▶ [Materials provided]:
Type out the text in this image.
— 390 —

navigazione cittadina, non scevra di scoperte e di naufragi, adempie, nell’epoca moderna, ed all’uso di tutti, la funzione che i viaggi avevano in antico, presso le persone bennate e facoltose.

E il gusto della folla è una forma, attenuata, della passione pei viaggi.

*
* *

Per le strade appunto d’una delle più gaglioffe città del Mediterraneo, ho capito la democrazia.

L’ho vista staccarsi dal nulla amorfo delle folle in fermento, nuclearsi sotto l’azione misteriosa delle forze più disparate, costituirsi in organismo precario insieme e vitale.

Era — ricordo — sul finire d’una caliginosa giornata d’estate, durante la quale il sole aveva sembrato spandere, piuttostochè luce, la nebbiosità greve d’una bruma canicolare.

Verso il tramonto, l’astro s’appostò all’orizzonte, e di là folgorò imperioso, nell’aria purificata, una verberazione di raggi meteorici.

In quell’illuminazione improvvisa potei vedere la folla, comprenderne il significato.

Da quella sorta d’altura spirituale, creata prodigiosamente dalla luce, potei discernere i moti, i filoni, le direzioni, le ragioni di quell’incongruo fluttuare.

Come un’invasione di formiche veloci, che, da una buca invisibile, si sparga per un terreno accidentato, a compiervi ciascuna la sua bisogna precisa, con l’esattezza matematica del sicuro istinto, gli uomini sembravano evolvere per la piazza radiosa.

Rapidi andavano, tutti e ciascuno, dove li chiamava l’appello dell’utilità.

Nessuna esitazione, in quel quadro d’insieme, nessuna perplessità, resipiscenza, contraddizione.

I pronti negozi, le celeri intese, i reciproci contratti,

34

▶ [Exercise goal]:
Every line above should be printed again exactly as it stands.

▶ [Task output]:
Type out the text in this image.
— 390 —

navigazione cittadina, non scevra di scoperte e di naufragi, adempie, nell’epoca moderna, ed all’uso di tutti, la funzione che i viaggi avevano in antico, presso le persone bennate e facoltose.

E il gusto della folla è una forma, attenuata, della passione pei viaggi.

*
* *

Per le strade appunto d’una delle più gaglioffe città del Mediterraneo, ho capito la democrazia.

L’ho vista staccarsi dal nulla amorfo delle folle in fermento, nuclearsi sotto l’azione misteriosa delle forze più disparate, costituirsi in organismo precario insieme e vitale.

Era — ricordo — sul finire d’una caliginosa giornata d’estate, durante la quale il sole aveva sembrato spandere, piuttostochè luce, la nebbiosità greve d’una bruma canicolare.

Verso il tramonto, l’astro s’appostò all’orizzonte, e di là folgorò imperioso, nell’aria purificata, una verberazione di raggi meteorici.

In quell’illuminazione improvvisa potei vedere la folla, comprenderne il significato.

Da quella sorta d’altura spirituale, creata prodigiosamente dalla luce, potei discernere i moti, i filoni, le direzioni, le ragioni di quell’incongruo fluttuare.

Come un’invasione di formiche veloci, che, da una buca invisibile, si sparga per un terreno accidentato, a compiervi ciascuna la sua bisogna precisa, con l’esattezza matematica del sicuro istinto, gli uomini sembravano evolvere per la piazza radiosa.

Rapidi andavano, tutti e ciascuno, dove li chiamava l’appello dell’utilità.

Nessuna esitazione, in quel quadro d’insieme, nessuna perplessità, resipiscenza, contraddizione.

I pronti negozi, le celeri intese, i reciproci contratti,

34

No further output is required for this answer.